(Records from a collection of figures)

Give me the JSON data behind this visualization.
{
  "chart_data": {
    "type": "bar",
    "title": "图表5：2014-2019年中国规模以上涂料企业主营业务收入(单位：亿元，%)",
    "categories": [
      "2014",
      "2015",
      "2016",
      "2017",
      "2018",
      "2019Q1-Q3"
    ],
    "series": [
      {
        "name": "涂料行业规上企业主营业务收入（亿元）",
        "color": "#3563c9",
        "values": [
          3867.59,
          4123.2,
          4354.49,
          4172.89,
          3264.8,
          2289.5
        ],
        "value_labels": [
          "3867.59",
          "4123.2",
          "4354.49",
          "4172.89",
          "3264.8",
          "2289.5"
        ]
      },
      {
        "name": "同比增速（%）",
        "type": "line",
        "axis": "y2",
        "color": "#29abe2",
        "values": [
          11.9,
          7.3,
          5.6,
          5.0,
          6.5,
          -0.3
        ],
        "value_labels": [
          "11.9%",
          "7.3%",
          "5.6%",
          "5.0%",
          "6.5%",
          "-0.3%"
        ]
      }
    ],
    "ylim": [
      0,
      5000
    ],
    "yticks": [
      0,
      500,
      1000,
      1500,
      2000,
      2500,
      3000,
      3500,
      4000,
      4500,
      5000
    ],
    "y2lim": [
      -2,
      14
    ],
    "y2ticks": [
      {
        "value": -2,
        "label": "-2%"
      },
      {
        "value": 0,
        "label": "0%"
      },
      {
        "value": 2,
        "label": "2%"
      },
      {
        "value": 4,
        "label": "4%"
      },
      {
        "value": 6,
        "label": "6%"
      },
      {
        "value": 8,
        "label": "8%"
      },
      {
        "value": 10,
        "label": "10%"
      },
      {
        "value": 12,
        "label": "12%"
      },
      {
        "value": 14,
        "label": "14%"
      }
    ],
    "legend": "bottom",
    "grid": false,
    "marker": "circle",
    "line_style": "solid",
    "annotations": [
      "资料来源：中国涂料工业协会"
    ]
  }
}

### Stated problem
Transcribe the material above word for word.

### Written solution
Give me the JSON data behind this visualization.
{
  "chart_data": {
    "type": "bar",
    "title": "图表5：2014-2019年中国规模以上涂料企业主营业务收入(单位：亿元，%)",
    "categories": [
      "2014",
      "2015",
      "2016",
      "2017",
      "2018",
      "2019Q1-Q3"
    ],
    "series": [
      {
        "name": "涂料行业规上企业主营业务收入（亿元）",
        "color": "#3563c9",
        "values": [
          3867.59,
          4123.2,
          4354.49,
          4172.89,
          3264.8,
          2289.5
        ],
        "value_labels": [
          "3867.59",
          "4123.2",
          "4354.49",
          "4172.89",
          "3264.8",
          "2289.5"
        ]
      },
      {
        "name": "同比增速（%）",
        "type": "line",
        "axis": "y2",
        "color": "#29abe2",
        "values": [
          11.9,
          7.3,
          5.6,
          5.0,
          6.5,
          -0.3
        ],
        "value_labels": [
          "11.9%",
          "7.3%",
          "5.6%",
          "5.0%",
          "6.5%",
          "-0.3%"
        ]
      }
    ],
    "ylim": [
      0,
      5000
    ],
    "yticks": [
      0,
      500,
      1000,
      1500,
      2000,
      2500,
      3000,
      3500,
      4000,
      4500,
      5000
    ],
    "y2lim": [
      -2,
      14
    ],
    "y2ticks": [
      {
        "value": -2,
        "label": "-2%"
      },
      {
        "value": 0,
        "label": "0%"
      },
      {
        "value": 2,
        "label": "2%"
      },
      {
        "value": 4,
        "label": "4%"
      },
      {
        "value": 6,
        "label": "6%"
      },
      {
        "value": 8,
        "label": "8%"
      },
      {
        "value": 10,
        "label": "10%"
      },
      {
        "value": 12,
        "label": "12%"
      },
      {
        "value": 14,
        "label": "14%"
      }
    ],
    "legend": "bottom",
    "grid": false,
    "marker": "circle",
    "line_style": "solid",
    "annotations": [
      "资料来源：中国涂料工业协会"
    ]
  }
}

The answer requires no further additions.